▶ Dataset records
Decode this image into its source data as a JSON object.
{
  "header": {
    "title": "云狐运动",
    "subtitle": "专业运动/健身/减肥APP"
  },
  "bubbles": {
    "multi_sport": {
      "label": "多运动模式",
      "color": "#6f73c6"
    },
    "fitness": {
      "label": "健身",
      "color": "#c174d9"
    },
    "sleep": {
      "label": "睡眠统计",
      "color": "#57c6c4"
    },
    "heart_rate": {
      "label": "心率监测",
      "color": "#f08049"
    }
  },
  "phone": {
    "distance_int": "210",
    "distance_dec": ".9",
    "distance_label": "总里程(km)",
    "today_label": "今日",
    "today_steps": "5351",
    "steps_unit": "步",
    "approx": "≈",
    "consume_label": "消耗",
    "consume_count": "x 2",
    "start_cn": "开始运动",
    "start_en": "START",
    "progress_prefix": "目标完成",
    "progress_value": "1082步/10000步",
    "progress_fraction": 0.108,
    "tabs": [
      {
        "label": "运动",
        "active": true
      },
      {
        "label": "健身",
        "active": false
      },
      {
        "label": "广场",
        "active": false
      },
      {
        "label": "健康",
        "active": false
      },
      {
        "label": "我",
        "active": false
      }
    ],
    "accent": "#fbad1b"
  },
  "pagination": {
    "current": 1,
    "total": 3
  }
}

▶ Exercise goal
Extract the entries above verbatim.

▶ The result
Decode this image into its source data as a JSON object.
{
  "header": {
    "title": "云狐运动",
    "subtitle": "专业运动/健身/减肥APP"
  },
  "bubbles": {
    "multi_sport": {
      "label": "多运动模式",
      "color": "#6f73c6"
    },
    "fitness": {
      "label": "健身",
      "color": "#c174d9"
    },
    "sleep": {
      "label": "睡眠统计",
      "color": "#57c6c4"
    },
    "heart_rate": {
      "label": "心率监测",
      "color": "#f08049"
    }
  },
  "phone": {
    "distance_int": "210",
    "distance_dec": ".9",
    "distance_label": "总里程(km)",
    "today_label": "今日",
    "today_steps": "5351",
    "steps_unit": "步",
    "approx": "≈",
    "consume_label": "消耗",
    "consume_count": "x 2",
    "start_cn": "开始运动",
    "start_en": "START",
    "progress_prefix": "目标完成",
    "progress_value": "1082步/10000步",
    "progress_fraction": 0.108,
    "tabs": [
      {
        "label": "运动",
        "active": true
      },
      {
        "label": "健身",
        "active": false
      },
      {
        "label": "广场",
        "active": false
      },
      {
        "label": "健康",
        "active": false
      },
      {
        "label": "我",
        "active": false
      }
    ],
    "accent": "#fbad1b"
  },
  "pagination": {
    "current": 1,
    "total": 3
  }
}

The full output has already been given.